* [TASK PROMPT]: Quote all of the data below exactly, please.

Extracted data entries:
━━━━━━━━━━━━━━━━━━━━━━━━━━━━━━

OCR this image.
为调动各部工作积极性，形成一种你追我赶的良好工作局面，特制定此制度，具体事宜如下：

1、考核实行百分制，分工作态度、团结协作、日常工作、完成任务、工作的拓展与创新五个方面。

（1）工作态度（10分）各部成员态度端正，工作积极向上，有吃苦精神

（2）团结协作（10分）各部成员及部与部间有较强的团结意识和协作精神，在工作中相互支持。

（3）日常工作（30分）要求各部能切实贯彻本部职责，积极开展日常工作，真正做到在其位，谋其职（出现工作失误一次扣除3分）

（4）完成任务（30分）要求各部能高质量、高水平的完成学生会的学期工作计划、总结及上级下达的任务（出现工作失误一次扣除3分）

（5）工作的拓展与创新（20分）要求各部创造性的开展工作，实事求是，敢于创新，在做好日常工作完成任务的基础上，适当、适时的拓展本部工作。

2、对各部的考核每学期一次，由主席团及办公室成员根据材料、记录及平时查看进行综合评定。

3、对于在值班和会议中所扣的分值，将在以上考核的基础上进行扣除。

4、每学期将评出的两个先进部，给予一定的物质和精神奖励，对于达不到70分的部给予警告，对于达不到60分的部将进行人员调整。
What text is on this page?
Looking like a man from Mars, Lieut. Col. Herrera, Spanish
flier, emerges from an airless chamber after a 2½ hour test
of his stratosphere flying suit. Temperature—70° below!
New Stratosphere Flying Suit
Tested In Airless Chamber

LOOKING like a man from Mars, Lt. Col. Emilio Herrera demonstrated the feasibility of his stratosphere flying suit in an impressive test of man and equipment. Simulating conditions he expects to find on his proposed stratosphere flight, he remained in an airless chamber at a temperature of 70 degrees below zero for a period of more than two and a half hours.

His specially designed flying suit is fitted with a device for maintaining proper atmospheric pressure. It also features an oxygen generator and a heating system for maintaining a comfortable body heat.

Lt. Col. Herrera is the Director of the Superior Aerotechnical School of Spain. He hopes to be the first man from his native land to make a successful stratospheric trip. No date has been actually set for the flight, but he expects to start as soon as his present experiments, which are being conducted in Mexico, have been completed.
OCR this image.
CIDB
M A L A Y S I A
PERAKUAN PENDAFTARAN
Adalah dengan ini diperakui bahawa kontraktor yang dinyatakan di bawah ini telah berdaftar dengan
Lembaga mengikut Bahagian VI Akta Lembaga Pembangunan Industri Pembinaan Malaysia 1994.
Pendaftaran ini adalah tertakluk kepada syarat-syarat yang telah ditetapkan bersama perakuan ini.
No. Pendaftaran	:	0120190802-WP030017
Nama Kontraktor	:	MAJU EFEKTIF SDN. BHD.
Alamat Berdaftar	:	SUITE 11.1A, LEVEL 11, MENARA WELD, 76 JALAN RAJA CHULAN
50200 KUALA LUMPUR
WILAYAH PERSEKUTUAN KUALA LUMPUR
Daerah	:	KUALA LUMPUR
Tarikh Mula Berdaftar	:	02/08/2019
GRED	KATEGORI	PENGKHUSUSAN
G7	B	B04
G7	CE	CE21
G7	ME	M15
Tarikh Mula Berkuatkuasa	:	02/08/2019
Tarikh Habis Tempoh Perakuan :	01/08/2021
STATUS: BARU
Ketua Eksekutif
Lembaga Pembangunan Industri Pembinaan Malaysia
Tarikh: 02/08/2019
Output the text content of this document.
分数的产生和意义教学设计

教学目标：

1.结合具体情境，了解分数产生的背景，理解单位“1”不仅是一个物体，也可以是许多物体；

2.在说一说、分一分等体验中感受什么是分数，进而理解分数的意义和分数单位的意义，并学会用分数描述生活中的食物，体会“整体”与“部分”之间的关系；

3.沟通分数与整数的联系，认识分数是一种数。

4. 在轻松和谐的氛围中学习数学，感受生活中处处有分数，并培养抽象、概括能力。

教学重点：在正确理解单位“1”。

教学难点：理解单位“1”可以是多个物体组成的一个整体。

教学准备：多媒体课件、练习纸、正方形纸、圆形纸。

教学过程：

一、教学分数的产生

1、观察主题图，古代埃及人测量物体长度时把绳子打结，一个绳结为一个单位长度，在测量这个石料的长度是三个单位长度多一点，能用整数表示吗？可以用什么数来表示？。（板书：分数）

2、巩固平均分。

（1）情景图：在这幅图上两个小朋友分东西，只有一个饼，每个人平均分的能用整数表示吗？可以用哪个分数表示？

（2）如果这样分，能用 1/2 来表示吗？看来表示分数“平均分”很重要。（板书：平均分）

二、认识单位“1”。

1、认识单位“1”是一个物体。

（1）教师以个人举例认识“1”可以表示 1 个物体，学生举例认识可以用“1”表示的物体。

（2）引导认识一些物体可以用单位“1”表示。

━━━━━━━━━━━━━━━━━━━━━━━━━━━━━━

* [RESPONSE TO THIS TASK]:
OCR this image.
为调动各部工作积极性，形成一种你追我赶的良好工作局面，特制定此制度，具体事宜如下：

1、考核实行百分制，分工作态度、团结协作、日常工作、完成任务、工作的拓展与创新五个方面。

（1）工作态度（10分）各部成员态度端正，工作积极向上，有吃苦精神

（2）团结协作（10分）各部成员及部与部间有较强的团结意识和协作精神，在工作中相互支持。

（3）日常工作（30分）要求各部能切实贯彻本部职责，积极开展日常工作，真正做到在其位，谋其职（出现工作失误一次扣除3分）

（4）完成任务（30分）要求各部能高质量、高水平的完成学生会的学期工作计划、总结及上级下达的任务（出现工作失误一次扣除3分）

（5）工作的拓展与创新（20分）要求各部创造性的开展工作，实事求是，敢于创新，在做好日常工作完成任务的基础上，适当、适时的拓展本部工作。

2、对各部的考核每学期一次，由主席团及办公室成员根据材料、记录及平时查看进行综合评定。

3、对于在值班和会议中所扣的分值，将在以上考核的基础上进行扣除。

4、每学期将评出的两个先进部，给予一定的物质和精神奖励，对于达不到70分的部给予警告，对于达不到60分的部将进行人员调整。
What text is on this page?
Looking like a man from Mars, Lieut. Col. Herrera, Spanish
flier, emerges from an airless chamber after a 2½ hour test
of his stratosphere flying suit. Temperature—70° below!
New Stratosphere Flying Suit
Tested In Airless Chamber

LOOKING like a man from Mars, Lt. Col. Emilio Herrera demonstrated the feasibility of his stratosphere flying suit in an impressive test of man and equipment. Simulating conditions he expects to find on his proposed stratosphere flight, he remained in an airless chamber at a temperature of 70 degrees below zero for a period of more than two and a half hours.

His specially designed flying suit is fitted with a device for maintaining proper atmospheric pressure. It also features an oxygen generator and a heating system for maintaining a comfortable body heat.

Lt. Col. Herrera is the Director of the Superior Aerotechnical School of Spain. He hopes to be the first man from his native land to make a successful stratospheric trip. No date has been actually set for the flight, but he expects to start as soon as his present experiments, which are being conducted in Mexico, have been completed.
OCR this image.
CIDB
M A L A Y S I A
PERAKUAN PENDAFTARAN
Adalah dengan ini diperakui bahawa kontraktor yang dinyatakan di bawah ini telah berdaftar dengan
Lembaga mengikut Bahagian VI Akta Lembaga Pembangunan Industri Pembinaan Malaysia 1994.
Pendaftaran ini adalah tertakluk kepada syarat-syarat yang telah ditetapkan bersama perakuan ini.
No. Pendaftaran	:	0120190802-WP030017
Nama Kontraktor	:	MAJU EFEKTIF SDN. BHD.
Alamat Berdaftar	:	SUITE 11.1A, LEVEL 11, MENARA WELD, 76 JALAN RAJA CHULAN
50200 KUALA LUMPUR
WILAYAH PERSEKUTUAN KUALA LUMPUR
Daerah	:	KUALA LUMPUR
Tarikh Mula Berdaftar	:	02/08/2019
GRED	KATEGORI	PENGKHUSUSAN
G7	B	B04
G7	CE	CE21
G7	ME	M15
Tarikh Mula Berkuatkuasa	:	02/08/2019
Tarikh Habis Tempoh Perakuan :	01/08/2021
STATUS: BARU
Ketua Eksekutif
Lembaga Pembangunan Industri Pembinaan Malaysia
Tarikh: 02/08/2019
Output the text content of this document.
分数的产生和意义教学设计

教学目标：

1.结合具体情境，了解分数产生的背景，理解单位“1”不仅是一个物体，也可以是许多物体；

2.在说一说、分一分等体验中感受什么是分数，进而理解分数的意义和分数单位的意义，并学会用分数描述生活中的食物，体会“整体”与“部分”之间的关系；

3.沟通分数与整数的联系，认识分数是一种数。

4. 在轻松和谐的氛围中学习数学，感受生活中处处有分数，并培养抽象、概括能力。

教学重点：在正确理解单位“1”。

教学难点：理解单位“1”可以是多个物体组成的一个整体。

教学准备：多媒体课件、练习纸、正方形纸、圆形纸。

教学过程：

一、教学分数的产生

1、观察主题图，古代埃及人测量物体长度时把绳子打结，一个绳结为一个单位长度，在测量这个石料的长度是三个单位长度多一点，能用整数表示吗？可以用什么数来表示？。（板书：分数）

2、巩固平均分。

（1）情景图：在这幅图上两个小朋友分东西，只有一个饼，每个人平均分的能用整数表示吗？可以用哪个分数表示？

（2）如果这样分，能用 1/2 来表示吗？看来表示分数“平均分”很重要。（板书：平均分）

二、认识单位“1”。

1、认识单位“1”是一个物体。

（1）教师以个人举例认识“1”可以表示 1 个物体，学生举例认识可以用“1”表示的物体。

（2）引导认识一些物体可以用单位“1”表示。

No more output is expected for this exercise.